== Exercise aim ==
Repeat only the lines below from the one that contains "Parse this screenshot: output" through the final line, exactly. Omit pictures.

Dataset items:
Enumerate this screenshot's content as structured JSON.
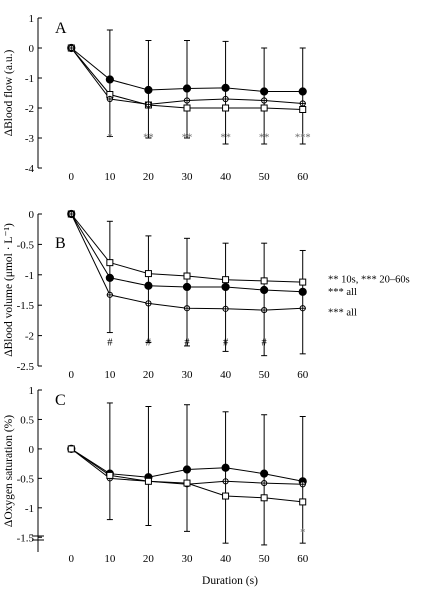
{
  "xlabel": "Duration (s)",
  "chart_data": [
    {
      "type": "line",
      "panel": "A",
      "ylabel": "ΔBlood flow (a.u.)",
      "x": [
        0,
        10,
        20,
        30,
        40,
        50,
        60
      ],
      "xlim": [
        -5,
        65
      ],
      "ylim": [
        -4,
        1
      ],
      "yticks": [
        {
          "v": 1,
          "t": "1"
        },
        {
          "v": 0,
          "t": "0"
        },
        {
          "v": -1,
          "t": "-1"
        },
        {
          "v": -2,
          "t": "-2"
        },
        {
          "v": -3,
          "t": "-3"
        },
        {
          "v": -4,
          "t": "-4"
        }
      ],
      "series": [
        {
          "marker": "filled-circle",
          "values": [
            0,
            -1.05,
            -1.4,
            -1.35,
            -1.33,
            -1.45,
            -1.45
          ],
          "err_up": [
            0,
            1.65,
            1.65,
            1.6,
            1.55,
            1.45,
            1.45
          ]
        },
        {
          "marker": "open-square",
          "values": [
            0,
            -1.55,
            -1.9,
            -2.0,
            -2.0,
            -2.0,
            -2.05
          ],
          "err_up": [
            0,
            0,
            0,
            0,
            0,
            0,
            0
          ]
        },
        {
          "marker": "open-circle",
          "values": [
            0,
            -1.7,
            -1.88,
            -1.75,
            -1.7,
            -1.75,
            -1.85
          ],
          "err_up": [
            0,
            0,
            0,
            0,
            0,
            0,
            0
          ]
        }
      ],
      "err_down": [
        0,
        1.25,
        1.1,
        1.0,
        1.2,
        1.2,
        1.15
      ],
      "annotations": [
        {
          "x": 10,
          "text": "*"
        },
        {
          "x": 20,
          "text": "**"
        },
        {
          "x": 30,
          "text": "**"
        },
        {
          "x": 40,
          "text": "**"
        },
        {
          "x": 50,
          "text": "**"
        },
        {
          "x": 60,
          "text": "***"
        }
      ],
      "annotation_y": -2.95
    },
    {
      "type": "line",
      "panel": "B",
      "ylabel": "ΔBlood volume (μmol · L⁻¹)",
      "x": [
        0,
        10,
        20,
        30,
        40,
        50,
        60
      ],
      "xlim": [
        -5,
        65
      ],
      "ylim": [
        -2.5,
        0
      ],
      "yticks": [
        {
          "v": 0,
          "t": "0"
        },
        {
          "v": -0.5,
          "t": "-0.5"
        },
        {
          "v": -1,
          "t": "-1"
        },
        {
          "v": -1.5,
          "t": "-1.5"
        },
        {
          "v": -2,
          "t": "-2"
        },
        {
          "v": -2.5,
          "t": "-2.5"
        }
      ],
      "series": [
        {
          "marker": "open-square",
          "values": [
            0,
            -0.8,
            -0.98,
            -1.02,
            -1.08,
            -1.1,
            -1.12
          ],
          "err_up": [
            0,
            0.68,
            0.62,
            0.62,
            0.6,
            0.62,
            0.52
          ]
        },
        {
          "marker": "filled-circle",
          "values": [
            0,
            -1.05,
            -1.18,
            -1.2,
            -1.2,
            -1.25,
            -1.28
          ],
          "err_up": [
            0,
            0,
            0,
            0,
            0,
            0,
            0
          ]
        },
        {
          "marker": "open-circle",
          "values": [
            0,
            -1.33,
            -1.47,
            -1.55,
            -1.56,
            -1.58,
            -1.55
          ],
          "err_up": [
            0,
            0,
            0,
            0,
            0,
            0,
            0
          ]
        }
      ],
      "err_down": [
        0,
        0.62,
        0.64,
        0.62,
        0.7,
        0.75,
        0.75
      ],
      "annotations": [
        {
          "x": 10,
          "text": "#"
        },
        {
          "x": 20,
          "text": "#"
        },
        {
          "x": 30,
          "text": "#"
        },
        {
          "x": 40,
          "text": "#"
        },
        {
          "x": 50,
          "text": "#"
        }
      ],
      "annotation_y": -2.1,
      "right_labels": [
        {
          "y": -1.06,
          "text": "** 10s, *** 20–60s"
        },
        {
          "y": -1.27,
          "text": "*** all"
        },
        {
          "y": -1.6,
          "text": "*** all"
        }
      ]
    },
    {
      "type": "line",
      "panel": "C",
      "ylabel": "ΔOxygen saturation (%)",
      "x": [
        0,
        10,
        20,
        30,
        40,
        50,
        60
      ],
      "xlim": [
        -5,
        65
      ],
      "ylim": [
        -1.75,
        1
      ],
      "axis_break": true,
      "yticks": [
        {
          "v": 1,
          "t": "1"
        },
        {
          "v": 0.5,
          "t": "0.5"
        },
        {
          "v": 0,
          "t": "0"
        },
        {
          "v": -0.5,
          "t": "-0.5"
        },
        {
          "v": -1,
          "t": "-1"
        },
        {
          "v": -1.5,
          "t": "-1.5"
        }
      ],
      "series": [
        {
          "marker": "filled-circle",
          "values": [
            0,
            -0.42,
            -0.48,
            -0.35,
            -0.32,
            -0.42,
            -0.55
          ],
          "err_up": [
            0,
            1.2,
            1.2,
            1.1,
            0.95,
            1.0,
            1.1
          ]
        },
        {
          "marker": "open-circle",
          "values": [
            0,
            -0.5,
            -0.55,
            -0.6,
            -0.55,
            -0.58,
            -0.6
          ],
          "err_up": [
            0,
            0,
            0,
            0,
            0,
            0,
            0
          ]
        },
        {
          "marker": "open-square",
          "values": [
            0,
            -0.45,
            -0.55,
            -0.58,
            -0.8,
            -0.83,
            -0.9
          ],
          "err_up": [
            0,
            0,
            0,
            0,
            0,
            0,
            0
          ]
        }
      ],
      "err_down": [
        0,
        0.7,
        0.75,
        0.8,
        0.8,
        0.8,
        0.7
      ],
      "annotations": [
        {
          "x": 60,
          "text": "*"
        }
      ],
      "annotation_y": -1.4
    }
  ]
}
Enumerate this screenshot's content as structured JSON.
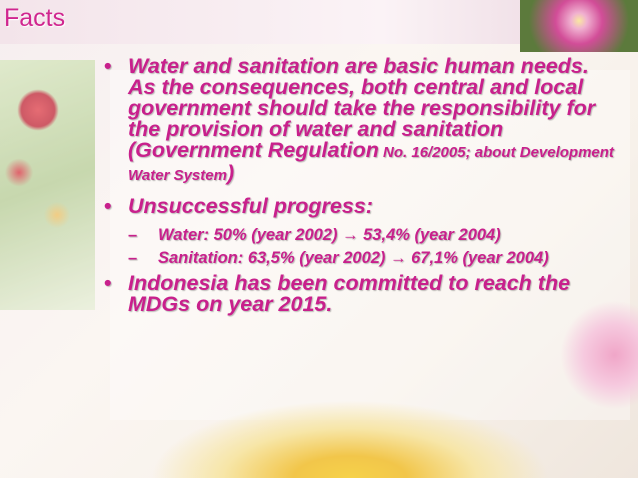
{
  "slide": {
    "title": "Facts",
    "bullets": [
      {
        "parts": [
          "Water and sanitation are basic human needs. As the consequences, both central and local government should take the responsibility for the provision of water and sanitation (Government Regulation",
          " No. 16/2005; about Development Water System",
          ")"
        ]
      },
      {
        "parts": [
          "Unsuccessful progress:"
        ],
        "sub": [
          "Water: 50% (year 2002) → 53,4% (year 2004)",
          "Sanitation: 63,5% (year 2002) → 67,1% (year 2004)"
        ]
      },
      {
        "parts": [
          "Indonesia has been committed to reach the MDGs on year 2015."
        ]
      }
    ]
  }
}
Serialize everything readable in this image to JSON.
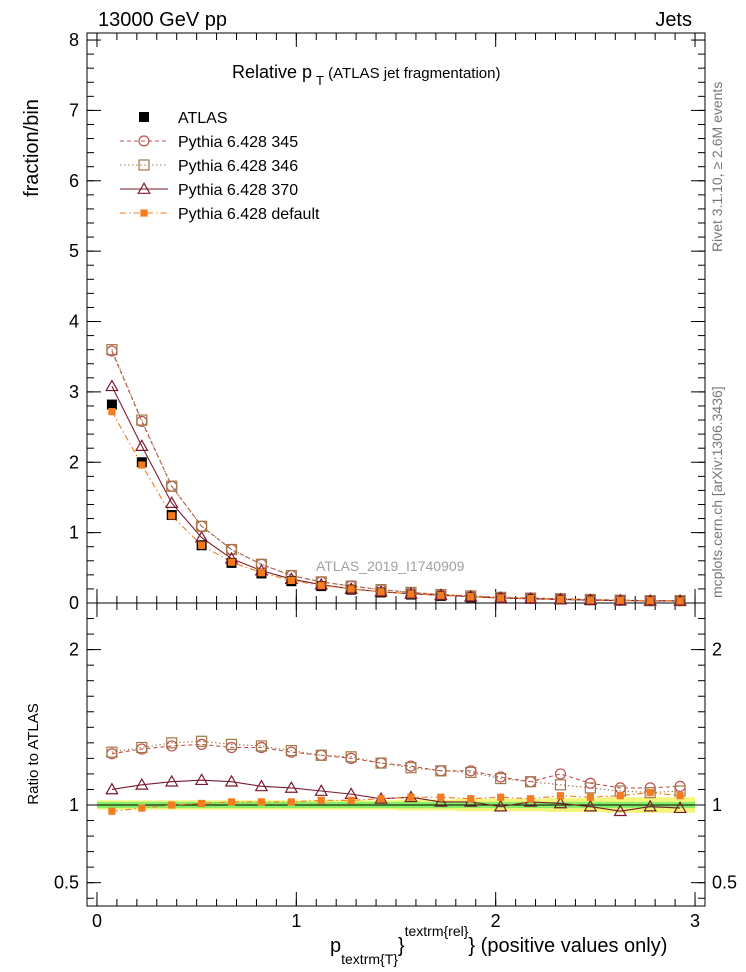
{
  "header": {
    "energy_label": "13000 GeV pp",
    "process_label": "Jets"
  },
  "side_labels": {
    "rivet": "Rivet 3.1.10, ≥ 2.6M events",
    "mcplots": "mcplots.cern.ch [arXiv:1306.3436]"
  },
  "chart_data": {
    "type": "line",
    "title": {
      "main": "Relative p",
      "sub": "T",
      "suffix": " (ATLAS jet fragmentation)"
    },
    "analysis_label": "ATLAS_2019_I1740909",
    "xlabel": {
      "main": "p",
      "sub": "textrm{T}",
      "mid": "}",
      "sup": "textrm{rel}",
      "suffix": "} (positive values only)"
    },
    "ylabel_main": "fraction/bin",
    "ylabel_ratio": "Ratio to ATLAS",
    "xlim": [
      -0.05,
      3.05
    ],
    "ylim_main": [
      0,
      8.1
    ],
    "ylim_ratio": [
      0.35,
      2.3
    ],
    "x_ticks": [
      {
        "value": 0,
        "label": "0"
      },
      {
        "value": 1,
        "label": "1"
      },
      {
        "value": 2,
        "label": "2"
      },
      {
        "value": 3,
        "label": "3"
      }
    ],
    "y_ticks_main": [
      {
        "value": 0,
        "label": "0"
      },
      {
        "value": 1,
        "label": "1"
      },
      {
        "value": 2,
        "label": "2"
      },
      {
        "value": 3,
        "label": "3"
      },
      {
        "value": 4,
        "label": "4"
      },
      {
        "value": 5,
        "label": "5"
      },
      {
        "value": 6,
        "label": "6"
      },
      {
        "value": 7,
        "label": "7"
      },
      {
        "value": 8,
        "label": "8"
      }
    ],
    "y_ticks_ratio": [
      {
        "value": 0.5,
        "label": "0.5"
      },
      {
        "value": 1,
        "label": "1"
      },
      {
        "value": 2,
        "label": "2"
      }
    ],
    "x": [
      0.075,
      0.225,
      0.375,
      0.525,
      0.675,
      0.825,
      0.975,
      1.125,
      1.275,
      1.425,
      1.575,
      1.725,
      1.875,
      2.025,
      2.175,
      2.325,
      2.475,
      2.625,
      2.775,
      2.925
    ],
    "series": [
      {
        "name": "ATLAS",
        "marker": "filled-square",
        "color": "#000000",
        "line": "none",
        "values": [
          2.82,
          2.0,
          1.25,
          0.82,
          0.57,
          0.42,
          0.31,
          0.24,
          0.19,
          0.15,
          0.12,
          0.1,
          0.08,
          0.07,
          0.06,
          0.05,
          0.04,
          0.035,
          0.03,
          0.03
        ],
        "ratio": [
          1,
          1,
          1,
          1,
          1,
          1,
          1,
          1,
          1,
          1,
          1,
          1,
          1,
          1,
          1,
          1,
          1,
          1,
          1,
          1
        ]
      },
      {
        "name": "Pythia 6.428 345",
        "marker": "open-circle",
        "color": "#c0504d",
        "line": "dashed",
        "values": [
          3.58,
          2.58,
          1.66,
          1.09,
          0.76,
          0.55,
          0.39,
          0.3,
          0.24,
          0.19,
          0.15,
          0.12,
          0.1,
          0.08,
          0.07,
          0.06,
          0.05,
          0.04,
          0.033,
          0.033
        ],
        "ratio": [
          1.33,
          1.36,
          1.38,
          1.39,
          1.37,
          1.37,
          1.34,
          1.32,
          1.3,
          1.27,
          1.25,
          1.22,
          1.22,
          1.18,
          1.15,
          1.2,
          1.14,
          1.11,
          1.11,
          1.12
        ]
      },
      {
        "name": "Pythia 6.428 346",
        "marker": "open-square",
        "color": "#a0784a",
        "line": "dotted",
        "values": [
          3.6,
          2.6,
          1.66,
          1.09,
          0.76,
          0.55,
          0.39,
          0.3,
          0.24,
          0.19,
          0.15,
          0.12,
          0.1,
          0.08,
          0.07,
          0.06,
          0.05,
          0.04,
          0.033,
          0.033
        ],
        "ratio": [
          1.34,
          1.37,
          1.4,
          1.41,
          1.39,
          1.38,
          1.35,
          1.32,
          1.31,
          1.27,
          1.24,
          1.22,
          1.21,
          1.17,
          1.15,
          1.13,
          1.11,
          1.09,
          1.08,
          1.09
        ]
      },
      {
        "name": "Pythia 6.428 370",
        "marker": "open-triangle",
        "color": "#7a1a2e",
        "line": "solid",
        "values": [
          3.08,
          2.23,
          1.42,
          0.93,
          0.63,
          0.46,
          0.34,
          0.26,
          0.2,
          0.16,
          0.13,
          0.11,
          0.09,
          0.07,
          0.06,
          0.05,
          0.04,
          0.035,
          0.03,
          0.03
        ],
        "ratio": [
          1.1,
          1.13,
          1.15,
          1.16,
          1.15,
          1.12,
          1.11,
          1.09,
          1.07,
          1.04,
          1.05,
          1.02,
          1.02,
          0.99,
          1.02,
          1.01,
          0.99,
          0.96,
          0.99,
          0.98
        ]
      },
      {
        "name": "Pythia 6.428 default",
        "marker": "filled-small-square",
        "color": "#f47c20",
        "line": "dashdot",
        "values": [
          2.72,
          1.96,
          1.24,
          0.82,
          0.58,
          0.43,
          0.32,
          0.25,
          0.2,
          0.16,
          0.13,
          0.11,
          0.09,
          0.073,
          0.063,
          0.053,
          0.043,
          0.038,
          0.033,
          0.03
        ],
        "ratio": [
          0.96,
          0.98,
          1.0,
          1.01,
          1.02,
          1.02,
          1.02,
          1.03,
          1.03,
          1.04,
          1.05,
          1.05,
          1.04,
          1.05,
          1.04,
          1.06,
          1.05,
          1.06,
          1.08,
          1.06
        ]
      }
    ],
    "uncertainty_bands": {
      "inner_color": "#88ee66",
      "outer_color": "#f4f47a",
      "inner_halfwidth": [
        0.02,
        0.02,
        0.02,
        0.02,
        0.02,
        0.02,
        0.02,
        0.02,
        0.02,
        0.02,
        0.02,
        0.02,
        0.02,
        0.02,
        0.02,
        0.02,
        0.02,
        0.02,
        0.02,
        0.02
      ],
      "outer_halfwidth": [
        0.03,
        0.03,
        0.03,
        0.03,
        0.03,
        0.03,
        0.03,
        0.03,
        0.03,
        0.03,
        0.035,
        0.035,
        0.04,
        0.04,
        0.04,
        0.045,
        0.045,
        0.05,
        0.05,
        0.05
      ]
    }
  }
}
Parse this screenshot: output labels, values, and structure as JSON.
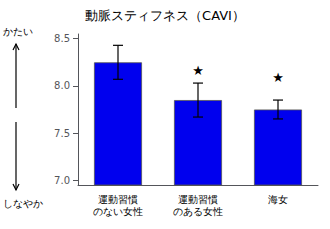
{
  "chart_data": {
    "type": "bar",
    "title": "動脈スティフネス（CAVI）",
    "categories": [
      "運動習慣\nのない女性",
      "運動習慣\nのある女性",
      "海女"
    ],
    "values": [
      8.25,
      7.85,
      7.75
    ],
    "errors": [
      0.18,
      0.18,
      0.1
    ],
    "color": "#0000ee",
    "ylim": [
      6.95,
      8.55
    ],
    "yticks": [
      {
        "value": 7.0,
        "label": "7.0"
      },
      7.5,
      {
        "value": 8.0,
        "label": "8.0"
      },
      8.5
    ],
    "grid": false,
    "annotations": [
      {
        "text": "★",
        "x": "運動習慣\nのある女性",
        "y": 8.09
      },
      {
        "text": "★",
        "x": "海女",
        "y": 8.02
      }
    ],
    "scale_labels": {
      "high": "かたい",
      "low": "しなやか"
    }
  }
}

== Reply to the task ==
Parse this screenshot: output labels, values, and structure as JSON.
{
  "chart_data": {
    "type": "bar",
    "title": "動脈スティフネス（CAVI）",
    "categories": [
      "運動習慣\nのない女性",
      "運動習慣\nのある女性",
      "海女"
    ],
    "values": [
      8.25,
      7.85,
      7.75
    ],
    "errors": [
      0.18,
      0.18,
      0.1
    ],
    "color": "#0000ee",
    "ylim": [
      6.95,
      8.55
    ],
    "yticks": [
      {
        "value": 7.0,
        "label": "7.0"
      },
      7.5,
      {
        "value": 8.0,
        "label": "8.0"
      },
      8.5
    ],
    "grid": false,
    "annotations": [
      {
        "text": "★",
        "x": "運動習慣\nのある女性",
        "y": 8.09
      },
      {
        "text": "★",
        "x": "海女",
        "y": 8.02
      }
    ],
    "scale_labels": {
      "high": "かたい",
      "low": "しなやか"
    }
  }
}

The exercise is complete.